# What the exercise asks:
Among the lines of this listing, determine how many contain the string "contents". Answer with the number only.

# The records:
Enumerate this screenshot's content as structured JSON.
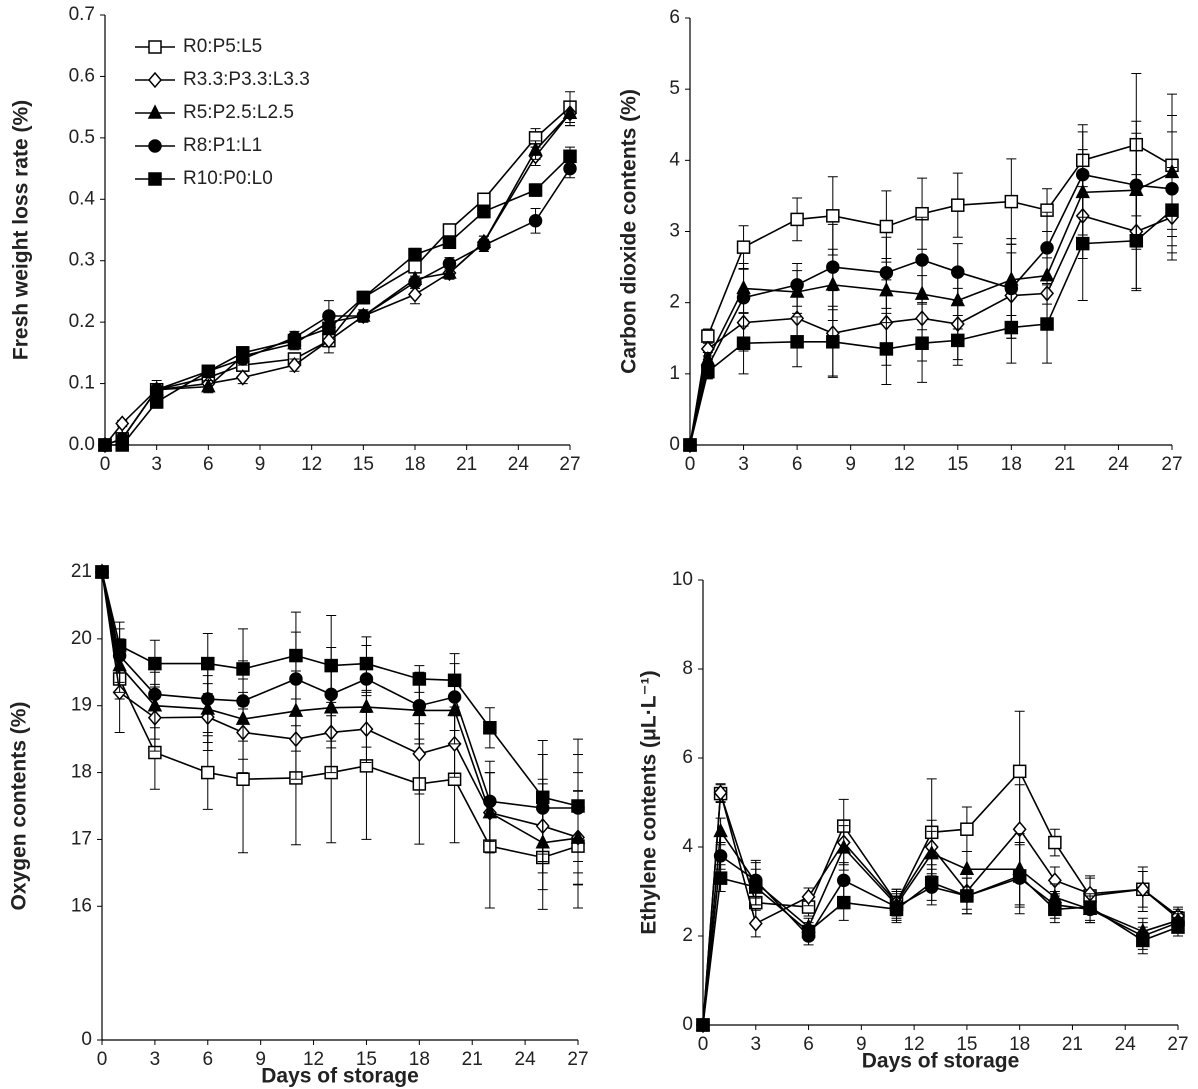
{
  "chart_data": [
    {
      "type": "line",
      "ylabel": "Fresh weight loss rate (%)",
      "legend": "upper left",
      "x": [
        0,
        1,
        3,
        6,
        8,
        11,
        13,
        15,
        18,
        20,
        22,
        25,
        27
      ],
      "xlim": [
        0,
        27
      ],
      "xticks": [
        0,
        3,
        6,
        9,
        12,
        15,
        18,
        21,
        24,
        27
      ],
      "ylim": [
        0,
        0.7
      ],
      "yticks": [
        {
          "value": 0,
          "label": "0.0"
        },
        0.1,
        0.2,
        0.3,
        0.4,
        0.5,
        0.6,
        0.7
      ],
      "series": [
        {
          "name": "R0:P5:L5",
          "color": "#000000",
          "marker": "square-open",
          "values": [
            0,
            0.01,
            0.09,
            0.11,
            0.13,
            0.14,
            0.17,
            0.24,
            0.29,
            0.35,
            0.4,
            0.5,
            0.55
          ],
          "errors": [
            0,
            0.005,
            0.015,
            0.01,
            0.01,
            0.01,
            0.02,
            0.01,
            0.01,
            0.01,
            0.01,
            0.015,
            0.025
          ]
        },
        {
          "name": "R3.3:P3.3:L3.3",
          "color": "#000000",
          "marker": "diamond-open",
          "values": [
            0,
            0.035,
            0.09,
            0.1,
            0.11,
            0.13,
            0.17,
            0.21,
            0.245,
            0.28,
            0.33,
            0.47,
            0.54
          ],
          "errors": [
            0,
            0.005,
            0.01,
            0.01,
            0.01,
            0.01,
            0.01,
            0.01,
            0.015,
            0.01,
            0.01,
            0.015,
            0.02
          ]
        },
        {
          "name": "R5:P2.5:L2.5",
          "color": "#000000",
          "marker": "triangle",
          "values": [
            0,
            0.01,
            0.09,
            0.095,
            0.145,
            0.165,
            0.2,
            0.21,
            0.27,
            0.28,
            0.33,
            0.48,
            0.54
          ],
          "errors": [
            0,
            0.005,
            0.01,
            0.01,
            0.01,
            0.01,
            0.01,
            0.01,
            0.01,
            0.01,
            0.01,
            0.015,
            0.02
          ]
        },
        {
          "name": "R8:P1:L1",
          "color": "#000000",
          "marker": "circle",
          "values": [
            0,
            0.01,
            0.09,
            0.12,
            0.14,
            0.175,
            0.21,
            0.21,
            0.265,
            0.295,
            0.325,
            0.365,
            0.45
          ],
          "errors": [
            0,
            0.005,
            0.01,
            0.01,
            0.01,
            0.01,
            0.025,
            0.01,
            0.01,
            0.01,
            0.01,
            0.02,
            0.015
          ]
        },
        {
          "name": "R10:P0:L0",
          "color": "#000000",
          "marker": "square",
          "values": [
            0,
            0,
            0.07,
            0.12,
            0.15,
            0.17,
            0.19,
            0.24,
            0.31,
            0.33,
            0.38,
            0.415,
            0.47
          ],
          "errors": [
            0,
            0.005,
            0.01,
            0.01,
            0.01,
            0.01,
            0.01,
            0.01,
            0.01,
            0.01,
            0.01,
            0.01,
            0.015
          ]
        }
      ]
    },
    {
      "type": "line",
      "ylabel": "Carbon dioxide contents (%)",
      "x": [
        0,
        1,
        3,
        6,
        8,
        11,
        13,
        15,
        18,
        20,
        22,
        25,
        27
      ],
      "xlim": [
        0,
        27
      ],
      "xticks": [
        0,
        3,
        6,
        9,
        12,
        15,
        18,
        21,
        24,
        27
      ],
      "ylim": [
        0,
        6
      ],
      "yticks": [
        0,
        1,
        2,
        3,
        4,
        5,
        6
      ],
      "series": [
        {
          "color": "#000000",
          "marker": "square-open",
          "values": [
            0,
            1.53,
            2.78,
            3.17,
            3.22,
            3.07,
            3.25,
            3.37,
            3.42,
            3.3,
            4.0,
            4.22,
            3.93
          ],
          "errors": [
            0,
            0.1,
            0.3,
            0.3,
            0.55,
            0.5,
            0.5,
            0.45,
            0.6,
            0.3,
            0.5,
            1.0,
            1.0
          ]
        },
        {
          "color": "#000000",
          "marker": "diamond-open",
          "values": [
            0,
            1.35,
            1.72,
            1.78,
            1.57,
            1.72,
            1.78,
            1.7,
            2.1,
            2.13,
            3.22,
            3.0,
            3.2
          ],
          "errors": [
            0,
            0.1,
            0.4,
            0.4,
            0.6,
            0.6,
            0.6,
            0.5,
            0.6,
            0.5,
            0.6,
            0.8,
            0.6
          ]
        },
        {
          "color": "#000000",
          "marker": "triangle",
          "values": [
            0,
            1.2,
            2.2,
            2.15,
            2.25,
            2.17,
            2.12,
            2.03,
            2.32,
            2.38,
            3.55,
            3.58,
            3.83
          ],
          "errors": [
            0,
            0.1,
            0.35,
            0.3,
            0.5,
            0.45,
            0.5,
            0.4,
            0.5,
            0.4,
            0.6,
            0.8,
            0.8
          ]
        },
        {
          "color": "#000000",
          "marker": "circle",
          "values": [
            0,
            1.1,
            2.07,
            2.25,
            2.5,
            2.42,
            2.6,
            2.43,
            2.2,
            2.77,
            3.8,
            3.65,
            3.6
          ],
          "errors": [
            0,
            0.1,
            0.4,
            0.3,
            0.6,
            0.5,
            0.6,
            0.4,
            0.7,
            0.5,
            0.6,
            0.9,
            0.8
          ]
        },
        {
          "color": "#000000",
          "marker": "square",
          "values": [
            0,
            1.03,
            1.43,
            1.45,
            1.45,
            1.35,
            1.43,
            1.47,
            1.65,
            1.7,
            2.83,
            2.87,
            3.3
          ],
          "errors": [
            0,
            0.1,
            0.43,
            0.35,
            0.5,
            0.5,
            0.55,
            0.35,
            0.5,
            0.55,
            0.8,
            0.7,
            0.6
          ]
        }
      ]
    },
    {
      "type": "line",
      "ylabel": "Oxygen contents (%)",
      "xlabel": "Days of storage",
      "x": [
        0,
        1,
        3,
        6,
        8,
        11,
        13,
        15,
        18,
        20,
        22,
        25,
        27
      ],
      "xlim": [
        0,
        27
      ],
      "xticks": [
        0,
        3,
        6,
        9,
        12,
        15,
        18,
        21,
        24,
        27
      ],
      "ylim": [
        0,
        21
      ],
      "ybreak": [
        0,
        16
      ],
      "yticks": [
        0,
        16,
        17,
        18,
        19,
        20,
        21
      ],
      "series": [
        {
          "color": "#000000",
          "marker": "square-open",
          "values": [
            21,
            19.4,
            18.3,
            18.0,
            17.9,
            17.92,
            18.0,
            18.1,
            17.83,
            17.9,
            16.9,
            16.73,
            16.9
          ],
          "errors": [
            0,
            0.3,
            0.55,
            0.55,
            1.1,
            1.0,
            1.05,
            1.1,
            0.9,
            0.95,
            1.1,
            1.1,
            1.1
          ]
        },
        {
          "color": "#000000",
          "marker": "diamond-open",
          "values": [
            21,
            19.2,
            18.82,
            18.83,
            18.6,
            18.5,
            18.6,
            18.65,
            18.28,
            18.43,
            17.4,
            17.2,
            17.03
          ],
          "errors": [
            0,
            0.6,
            0.5,
            0.5,
            0.6,
            0.6,
            0.6,
            0.5,
            0.6,
            0.5,
            0.6,
            0.7,
            0.7
          ]
        },
        {
          "color": "#000000",
          "marker": "triangle",
          "values": [
            21,
            19.6,
            19.0,
            18.95,
            18.8,
            18.92,
            18.97,
            18.98,
            18.93,
            18.93,
            17.4,
            16.95,
            17.02
          ],
          "errors": [
            0,
            0.4,
            0.5,
            0.5,
            0.6,
            0.6,
            0.6,
            0.6,
            0.5,
            0.5,
            0.6,
            0.7,
            0.7
          ]
        },
        {
          "color": "#000000",
          "marker": "circle",
          "values": [
            21,
            19.75,
            19.17,
            19.1,
            19.07,
            19.4,
            19.17,
            19.4,
            19.0,
            19.13,
            17.57,
            17.47,
            17.47
          ],
          "errors": [
            0,
            0.4,
            0.5,
            0.5,
            0.6,
            0.7,
            0.7,
            0.5,
            0.5,
            0.5,
            0.6,
            0.8,
            0.8
          ]
        },
        {
          "color": "#000000",
          "marker": "square",
          "values": [
            21,
            19.9,
            19.63,
            19.63,
            19.55,
            19.75,
            19.6,
            19.63,
            19.4,
            19.38,
            18.67,
            17.63,
            17.5
          ],
          "errors": [
            0,
            0.35,
            0.35,
            0.45,
            0.6,
            0.65,
            0.75,
            0.4,
            0.2,
            0.4,
            0.3,
            0.85,
            1.0
          ]
        }
      ]
    },
    {
      "type": "line",
      "ylabel": "Ethylene contents (μL·L⁻¹)",
      "xlabel": "Days of storage",
      "x": [
        0,
        1,
        3,
        6,
        8,
        11,
        13,
        15,
        18,
        20,
        22,
        25,
        27
      ],
      "xlim": [
        0,
        27
      ],
      "xticks": [
        0,
        3,
        6,
        9,
        12,
        15,
        18,
        21,
        24,
        27
      ],
      "ylim": [
        0,
        10
      ],
      "yticks": [
        0,
        2,
        4,
        6,
        8,
        10
      ],
      "series": [
        {
          "color": "#000000",
          "marker": "square-open",
          "values": [
            0,
            5.2,
            2.75,
            2.65,
            4.47,
            2.75,
            4.33,
            4.4,
            5.7,
            4.1,
            2.9,
            3.05,
            2.4
          ],
          "errors": [
            0,
            0.2,
            0.5,
            0.2,
            0.6,
            0.3,
            1.2,
            0.5,
            1.35,
            0.3,
            0.4,
            0.5,
            0.2
          ]
        },
        {
          "color": "#000000",
          "marker": "diamond-open",
          "values": [
            0,
            5.22,
            2.28,
            2.88,
            4.1,
            2.75,
            4.0,
            3.0,
            4.4,
            3.25,
            2.95,
            3.05,
            2.45
          ],
          "errors": [
            0,
            0.2,
            0.3,
            0.2,
            0.5,
            0.3,
            0.6,
            0.4,
            1.0,
            0.3,
            0.4,
            0.4,
            0.2
          ]
        },
        {
          "color": "#000000",
          "marker": "triangle",
          "values": [
            0,
            4.35,
            3.2,
            2.2,
            3.98,
            2.7,
            3.85,
            3.5,
            3.5,
            2.87,
            2.6,
            2.1,
            2.35
          ],
          "errors": [
            0,
            0.3,
            0.5,
            0.2,
            0.5,
            0.3,
            0.5,
            0.4,
            0.8,
            0.3,
            0.3,
            0.3,
            0.2
          ]
        },
        {
          "color": "#000000",
          "marker": "circle",
          "values": [
            0,
            3.8,
            3.25,
            2.0,
            3.25,
            2.65,
            3.1,
            2.9,
            3.3,
            2.7,
            2.6,
            2.0,
            2.3
          ],
          "errors": [
            0,
            0.3,
            0.4,
            0.2,
            0.4,
            0.3,
            0.4,
            0.4,
            0.8,
            0.3,
            0.3,
            0.3,
            0.2
          ]
        },
        {
          "color": "#000000",
          "marker": "square",
          "values": [
            0,
            3.3,
            3.1,
            2.1,
            2.75,
            2.6,
            3.2,
            2.9,
            3.35,
            2.6,
            2.65,
            1.9,
            2.2
          ],
          "errors": [
            0,
            0.3,
            0.4,
            0.2,
            0.4,
            0.3,
            0.4,
            0.4,
            0.7,
            0.3,
            0.3,
            0.3,
            0.2
          ]
        }
      ]
    }
  ]
}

# Output for this exercise:
3